* Exercise *
Write out all of the data exactly as it appears.

╭──

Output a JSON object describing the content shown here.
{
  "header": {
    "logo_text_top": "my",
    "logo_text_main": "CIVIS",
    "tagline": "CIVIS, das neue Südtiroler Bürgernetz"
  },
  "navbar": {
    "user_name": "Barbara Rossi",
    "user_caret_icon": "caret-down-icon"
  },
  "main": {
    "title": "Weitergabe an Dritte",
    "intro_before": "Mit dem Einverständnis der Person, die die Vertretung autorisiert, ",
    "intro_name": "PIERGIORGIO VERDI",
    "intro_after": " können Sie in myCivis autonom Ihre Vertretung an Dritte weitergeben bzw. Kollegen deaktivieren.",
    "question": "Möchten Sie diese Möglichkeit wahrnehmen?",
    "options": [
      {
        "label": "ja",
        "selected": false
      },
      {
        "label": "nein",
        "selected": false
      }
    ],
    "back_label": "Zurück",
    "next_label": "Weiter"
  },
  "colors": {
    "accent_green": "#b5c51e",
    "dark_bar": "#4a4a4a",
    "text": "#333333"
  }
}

╰──

* Task response *
Output a JSON object describing the content shown here.
{
  "header": {
    "logo_text_top": "my",
    "logo_text_main": "CIVIS",
    "tagline": "CIVIS, das neue Südtiroler Bürgernetz"
  },
  "navbar": {
    "user_name": "Barbara Rossi",
    "user_caret_icon": "caret-down-icon"
  },
  "main": {
    "title": "Weitergabe an Dritte",
    "intro_before": "Mit dem Einverständnis der Person, die die Vertretung autorisiert, ",
    "intro_name": "PIERGIORGIO VERDI",
    "intro_after": " können Sie in myCivis autonom Ihre Vertretung an Dritte weitergeben bzw. Kollegen deaktivieren.",
    "question": "Möchten Sie diese Möglichkeit wahrnehmen?",
    "options": [
      {
        "label": "ja",
        "selected": false
      },
      {
        "label": "nein",
        "selected": false
      }
    ],
    "back_label": "Zurück",
    "next_label": "Weiter"
  },
  "colors": {
    "accent_green": "#b5c51e",
    "dark_bar": "#4a4a4a",
    "text": "#333333"
  }
}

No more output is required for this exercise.